Each entry should be quoted word for word, including every mark of punctuation.
[Begin]
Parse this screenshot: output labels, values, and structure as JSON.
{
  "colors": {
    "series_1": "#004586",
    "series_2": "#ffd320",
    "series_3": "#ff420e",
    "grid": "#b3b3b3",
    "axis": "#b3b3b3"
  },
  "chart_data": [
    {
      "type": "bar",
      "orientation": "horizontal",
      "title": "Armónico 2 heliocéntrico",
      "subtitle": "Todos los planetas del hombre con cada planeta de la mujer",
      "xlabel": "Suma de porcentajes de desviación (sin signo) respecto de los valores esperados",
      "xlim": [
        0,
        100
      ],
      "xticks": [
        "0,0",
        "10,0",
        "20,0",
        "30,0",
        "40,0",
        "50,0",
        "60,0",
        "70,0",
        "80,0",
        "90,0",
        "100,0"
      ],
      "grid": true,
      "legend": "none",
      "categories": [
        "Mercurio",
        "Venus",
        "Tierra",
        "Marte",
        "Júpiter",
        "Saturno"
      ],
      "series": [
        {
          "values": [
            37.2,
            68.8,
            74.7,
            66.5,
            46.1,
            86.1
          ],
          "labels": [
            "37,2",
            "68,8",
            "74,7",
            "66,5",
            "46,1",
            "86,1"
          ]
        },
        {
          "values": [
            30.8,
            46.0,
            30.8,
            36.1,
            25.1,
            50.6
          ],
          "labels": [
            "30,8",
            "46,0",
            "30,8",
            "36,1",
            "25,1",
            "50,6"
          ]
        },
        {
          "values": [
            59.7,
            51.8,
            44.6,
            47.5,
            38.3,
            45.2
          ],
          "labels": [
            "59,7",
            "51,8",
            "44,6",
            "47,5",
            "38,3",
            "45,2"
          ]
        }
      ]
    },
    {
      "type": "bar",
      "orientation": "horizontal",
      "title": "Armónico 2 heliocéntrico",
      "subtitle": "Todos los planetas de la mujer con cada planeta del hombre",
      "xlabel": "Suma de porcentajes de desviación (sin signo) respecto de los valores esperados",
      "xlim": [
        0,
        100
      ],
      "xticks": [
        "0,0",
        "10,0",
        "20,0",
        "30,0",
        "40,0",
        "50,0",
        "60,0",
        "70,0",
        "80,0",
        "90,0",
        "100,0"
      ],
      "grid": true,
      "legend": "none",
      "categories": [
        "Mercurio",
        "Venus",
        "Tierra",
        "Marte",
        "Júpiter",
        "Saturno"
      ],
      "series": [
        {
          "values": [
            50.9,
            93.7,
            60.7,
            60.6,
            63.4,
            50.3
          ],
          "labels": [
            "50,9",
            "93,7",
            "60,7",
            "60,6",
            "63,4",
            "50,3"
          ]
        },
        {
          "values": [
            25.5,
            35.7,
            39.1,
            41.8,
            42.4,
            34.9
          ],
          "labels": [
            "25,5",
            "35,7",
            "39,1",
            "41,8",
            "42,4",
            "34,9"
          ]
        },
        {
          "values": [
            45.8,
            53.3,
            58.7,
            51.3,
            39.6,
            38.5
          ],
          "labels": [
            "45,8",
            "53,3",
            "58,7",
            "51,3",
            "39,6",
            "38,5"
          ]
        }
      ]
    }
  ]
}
[End]
## Response for this exercise
Parse this screenshot: output labels, values, and structure as JSON.
{
  "colors": {
    "series_1": "#004586",
    "series_2": "#ffd320",
    "series_3": "#ff420e",
    "grid": "#b3b3b3",
    "axis": "#b3b3b3"
  },
  "chart_data": [
    {
      "type": "bar",
      "orientation": "horizontal",
      "title": "Armónico 2 heliocéntrico",
      "subtitle": "Todos los planetas del hombre con cada planeta de la mujer",
      "xlabel": "Suma de porcentajes de desviación (sin signo) respecto de los valores esperados",
      "xlim": [
        0,
        100
      ],
      "xticks": [
        "0,0",
        "10,0",
        "20,0",
        "30,0",
        "40,0",
        "50,0",
        "60,0",
        "70,0",
        "80,0",
        "90,0",
        "100,0"
      ],
      "grid": true,
      "legend": "none",
      "categories": [
        "Mercurio",
        "Venus",
        "Tierra",
        "Marte",
        "Júpiter",
        "Saturno"
      ],
      "series": [
        {
          "values": [
            37.2,
            68.8,
            74.7,
            66.5,
            46.1,
            86.1
          ],
          "labels": [
            "37,2",
            "68,8",
            "74,7",
            "66,5",
            "46,1",
            "86,1"
          ]
        },
        {
          "values": [
            30.8,
            46.0,
            30.8,
            36.1,
            25.1,
            50.6
          ],
          "labels": [
            "30,8",
            "46,0",
            "30,8",
            "36,1",
            "25,1",
            "50,6"
          ]
        },
        {
          "values": [
            59.7,
            51.8,
            44.6,
            47.5,
            38.3,
            45.2
          ],
          "labels": [
            "59,7",
            "51,8",
            "44,6",
            "47,5",
            "38,3",
            "45,2"
          ]
        }
      ]
    },
    {
      "type": "bar",
      "orientation": "horizontal",
      "title": "Armónico 2 heliocéntrico",
      "subtitle": "Todos los planetas de la mujer con cada planeta del hombre",
      "xlabel": "Suma de porcentajes de desviación (sin signo) respecto de los valores esperados",
      "xlim": [
        0,
        100
      ],
      "xticks": [
        "0,0",
        "10,0",
        "20,0",
        "30,0",
        "40,0",
        "50,0",
        "60,0",
        "70,0",
        "80,0",
        "90,0",
        "100,0"
      ],
      "grid": true,
      "legend": "none",
      "categories": [
        "Mercurio",
        "Venus",
        "Tierra",
        "Marte",
        "Júpiter",
        "Saturno"
      ],
      "series": [
        {
          "values": [
            50.9,
            93.7,
            60.7,
            60.6,
            63.4,
            50.3
          ],
          "labels": [
            "50,9",
            "93,7",
            "60,7",
            "60,6",
            "63,4",
            "50,3"
          ]
        },
        {
          "values": [
            25.5,
            35.7,
            39.1,
            41.8,
            42.4,
            34.9
          ],
          "labels": [
            "25,5",
            "35,7",
            "39,1",
            "41,8",
            "42,4",
            "34,9"
          ]
        },
        {
          "values": [
            45.8,
            53.3,
            58.7,
            51.3,
            39.6,
            38.5
          ],
          "labels": [
            "45,8",
            "53,3",
            "58,7",
            "51,3",
            "39,6",
            "38,5"
          ]
        }
      ]
    }
  ]
}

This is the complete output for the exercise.